[Extracted information]:
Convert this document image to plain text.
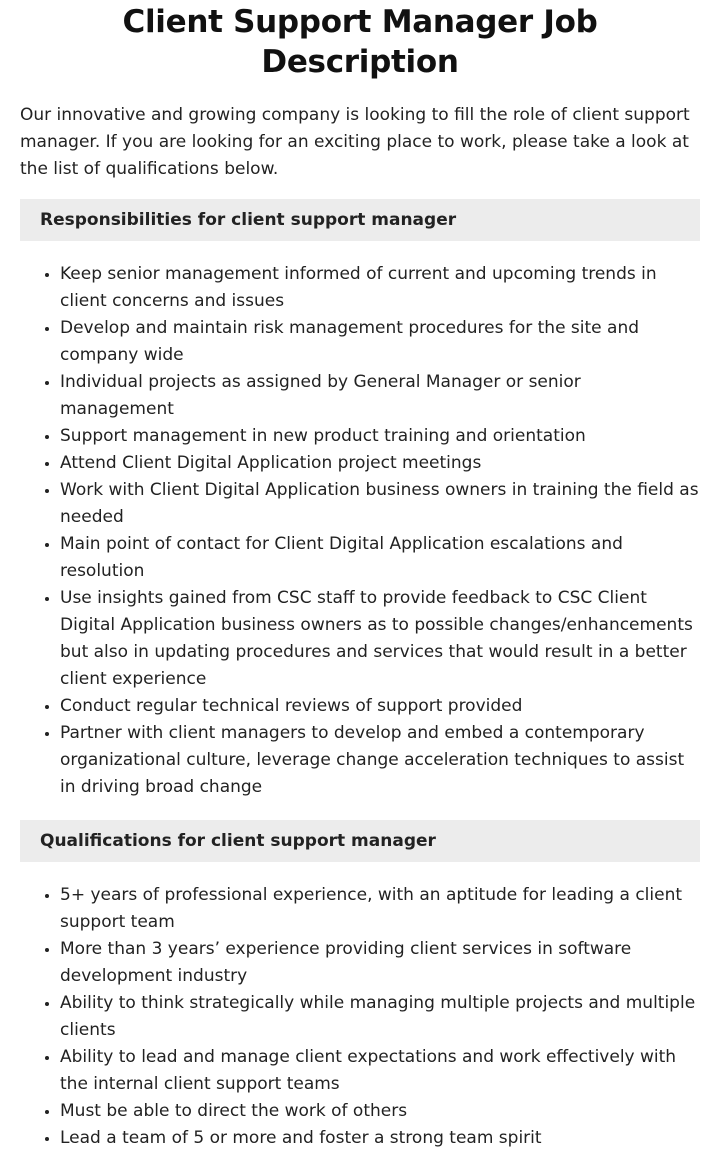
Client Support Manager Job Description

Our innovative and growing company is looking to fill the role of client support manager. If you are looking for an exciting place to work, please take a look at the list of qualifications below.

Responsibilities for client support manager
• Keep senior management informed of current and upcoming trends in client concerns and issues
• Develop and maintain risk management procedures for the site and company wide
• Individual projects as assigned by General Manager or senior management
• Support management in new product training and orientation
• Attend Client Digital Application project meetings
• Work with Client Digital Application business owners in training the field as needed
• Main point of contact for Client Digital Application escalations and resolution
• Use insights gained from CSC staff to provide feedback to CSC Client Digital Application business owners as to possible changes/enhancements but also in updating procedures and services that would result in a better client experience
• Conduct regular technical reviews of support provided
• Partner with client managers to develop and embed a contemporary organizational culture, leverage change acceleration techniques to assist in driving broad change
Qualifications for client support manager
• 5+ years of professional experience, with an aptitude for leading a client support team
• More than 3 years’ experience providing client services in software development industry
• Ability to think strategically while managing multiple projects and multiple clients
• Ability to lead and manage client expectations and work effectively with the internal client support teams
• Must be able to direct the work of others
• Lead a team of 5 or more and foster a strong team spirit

[Your goal]:
Transcribe the records above exactly as they appear, leaving out any pictures.

[Task output]:
Convert this document image to plain text.
Client Support Manager Job Description

Our innovative and growing company is looking to fill the role of client support manager. If you are looking for an exciting place to work, please take a look at the list of qualifications below.

Responsibilities for client support manager
• Keep senior management informed of current and upcoming trends in client concerns and issues
• Develop and maintain risk management procedures for the site and company wide
• Individual projects as assigned by General Manager or senior management
• Support management in new product training and orientation
• Attend Client Digital Application project meetings
• Work with Client Digital Application business owners in training the field as needed
• Main point of contact for Client Digital Application escalations and resolution
• Use insights gained from CSC staff to provide feedback to CSC Client Digital Application business owners as to possible changes/enhancements but also in updating procedures and services that would result in a better client experience
• Conduct regular technical reviews of support provided
• Partner with client managers to develop and embed a contemporary organizational culture, leverage change acceleration techniques to assist in driving broad change
Qualifications for client support manager
• 5+ years of professional experience, with an aptitude for leading a client support team
• More than 3 years’ experience providing client services in software development industry
• Ability to think strategically while managing multiple projects and multiple clients
• Ability to lead and manage client expectations and work effectively with the internal client support teams
• Must be able to direct the work of others
• Lead a team of 5 or more and foster a strong team spirit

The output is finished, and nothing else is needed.